Dataset entries
---*---

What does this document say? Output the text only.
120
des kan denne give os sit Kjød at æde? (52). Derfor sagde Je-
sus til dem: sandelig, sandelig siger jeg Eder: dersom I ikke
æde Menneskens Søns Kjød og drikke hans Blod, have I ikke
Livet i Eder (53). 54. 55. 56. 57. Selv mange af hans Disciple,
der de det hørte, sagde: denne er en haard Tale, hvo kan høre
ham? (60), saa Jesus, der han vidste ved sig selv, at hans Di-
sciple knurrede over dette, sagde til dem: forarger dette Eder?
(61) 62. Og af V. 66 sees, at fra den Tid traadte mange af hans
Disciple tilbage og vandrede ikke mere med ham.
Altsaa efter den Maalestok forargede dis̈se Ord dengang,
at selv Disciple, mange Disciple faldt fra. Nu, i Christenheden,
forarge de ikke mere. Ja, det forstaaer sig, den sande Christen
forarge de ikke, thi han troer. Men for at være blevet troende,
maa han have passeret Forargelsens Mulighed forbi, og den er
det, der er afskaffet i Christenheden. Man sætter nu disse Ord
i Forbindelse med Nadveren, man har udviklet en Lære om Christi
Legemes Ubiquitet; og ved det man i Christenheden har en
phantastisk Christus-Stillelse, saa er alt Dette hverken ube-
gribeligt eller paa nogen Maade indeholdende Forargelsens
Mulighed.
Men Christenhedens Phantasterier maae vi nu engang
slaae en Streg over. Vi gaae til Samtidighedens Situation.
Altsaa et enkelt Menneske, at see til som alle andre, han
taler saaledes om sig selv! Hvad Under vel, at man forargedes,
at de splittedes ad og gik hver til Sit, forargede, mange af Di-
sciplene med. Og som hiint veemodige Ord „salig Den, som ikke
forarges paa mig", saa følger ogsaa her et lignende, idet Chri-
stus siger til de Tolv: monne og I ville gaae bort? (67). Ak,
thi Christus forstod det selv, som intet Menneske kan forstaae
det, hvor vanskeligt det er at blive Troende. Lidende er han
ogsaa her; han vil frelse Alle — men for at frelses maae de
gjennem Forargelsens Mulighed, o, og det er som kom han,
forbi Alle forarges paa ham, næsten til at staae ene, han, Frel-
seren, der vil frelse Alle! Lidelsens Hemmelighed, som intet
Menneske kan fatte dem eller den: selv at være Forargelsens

---*---

Say how many lines above hold the word "Eder", giving only the count.

- **Exercise solution**
3